* [Brief]: No images are to be carried over; print all other material exactly as it stands.

* [Listed entries]:
════════
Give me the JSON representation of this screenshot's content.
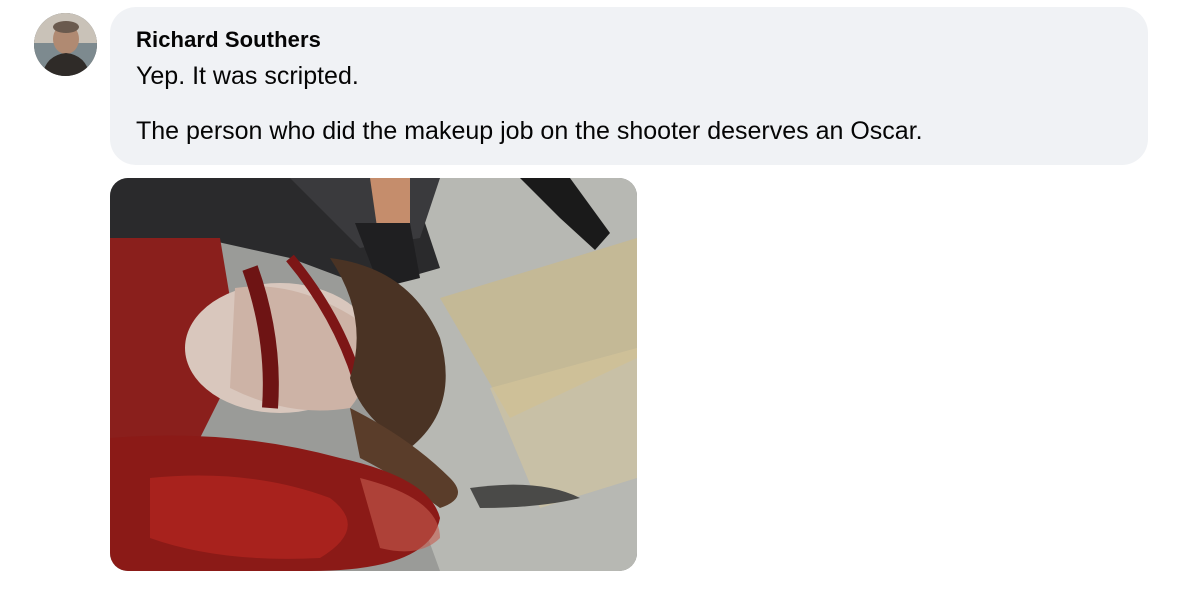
{
  "comment": {
    "author": "Richard Southers",
    "lines": [
      "Yep. It was scripted.",
      "The person who did the makeup job on the shooter deserves an Oscar."
    ]
  },
  "icons": {
    "avatar": "profile-photo",
    "attachment": "photo-attachment"
  },
  "colors": {
    "bubble_background": "#f0f2f5",
    "text": "#050505",
    "page_background": "#ffffff"
  }
}
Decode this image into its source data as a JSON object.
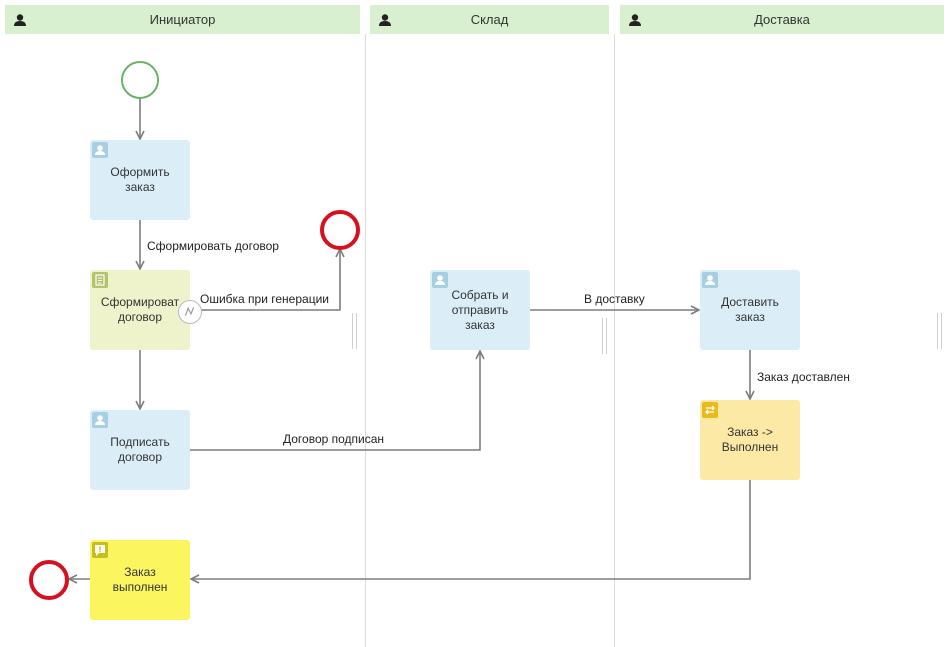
{
  "lanes": [
    {
      "label": "Инициатор",
      "icon": "user-icon"
    },
    {
      "label": "Склад",
      "icon": "user-icon"
    },
    {
      "label": "Доставка",
      "icon": "user-icon"
    }
  ],
  "nodes": {
    "make_order": {
      "label": "Оформить\nзаказ",
      "icon": "user-icon"
    },
    "generate_contract": {
      "label": "Сформироват\nдоговор",
      "icon": "document-icon"
    },
    "sign_contract": {
      "label": "Подписать\nдоговор",
      "icon": "user-icon"
    },
    "order_done_notify": {
      "label": "Заказ\nвыполнен",
      "icon": "notification-icon"
    },
    "assemble_ship": {
      "label": "Собрать и\nотправить\nзаказ",
      "icon": "user-icon"
    },
    "deliver_order": {
      "label": "Доставить\nзаказ",
      "icon": "user-icon"
    },
    "status_done": {
      "label": "Заказ ->\nВыполнен",
      "icon": "status-change-icon"
    }
  },
  "edges": {
    "form_contract": "Сформировать договор",
    "gen_error": "Ошибка при генерации",
    "contract_signed": "Договор подписан",
    "to_delivery": "В доставку",
    "delivered": "Заказ доставлен"
  },
  "colors": {
    "lane_header": "#d9f0d0",
    "user_task": "#dbeef8",
    "doc_task": "#eef3cc",
    "status_task": "#fde9a6",
    "notify_task": "#fbf55f",
    "start_event": "#69b06a",
    "end_event": "#d6101f",
    "edge": "#7d7d7d"
  }
}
════════
* [The output]:
Give me the JSON representation of this screenshot's content.
{
  "comment": {
    "author": "Richard Southers",
    "lines": [
      "Yep. It was scripted.",
      "The person who did the makeup job on the shooter deserves an Oscar."
    ]
  },
  "icons": {
    "avatar": "profile-photo",
    "attachment": "photo-attachment"
  },
  "colors": {
    "bubble_background": "#f0f2f5",
    "text": "#050505",
    "page_background": "#ffffff"
  }
}
Decode this image into its source data as a JSON object.
{
  "lanes": [
    {
      "label": "Инициатор",
      "icon": "user-icon"
    },
    {
      "label": "Склад",
      "icon": "user-icon"
    },
    {
      "label": "Доставка",
      "icon": "user-icon"
    }
  ],
  "nodes": {
    "make_order": {
      "label": "Оформить\nзаказ",
      "icon": "user-icon"
    },
    "generate_contract": {
      "label": "Сформироват\nдоговор",
      "icon": "document-icon"
    },
    "sign_contract": {
      "label": "Подписать\nдоговор",
      "icon": "user-icon"
    },
    "order_done_notify": {
      "label": "Заказ\nвыполнен",
      "icon": "notification-icon"
    },
    "assemble_ship": {
      "label": "Собрать и\nотправить\nзаказ",
      "icon": "user-icon"
    },
    "deliver_order": {
      "label": "Доставить\nзаказ",
      "icon": "user-icon"
    },
    "status_done": {
      "label": "Заказ ->\nВыполнен",
      "icon": "status-change-icon"
    }
  },
  "edges": {
    "form_contract": "Сформировать договор",
    "gen_error": "Ошибка при генерации",
    "contract_signed": "Договор подписан",
    "to_delivery": "В доставку",
    "delivered": "Заказ доставлен"
  },
  "colors": {
    "lane_header": "#d9f0d0",
    "user_task": "#dbeef8",
    "doc_task": "#eef3cc",
    "status_task": "#fde9a6",
    "notify_task": "#fbf55f",
    "start_event": "#69b06a",
    "end_event": "#d6101f",
    "edge": "#7d7d7d"
  }
}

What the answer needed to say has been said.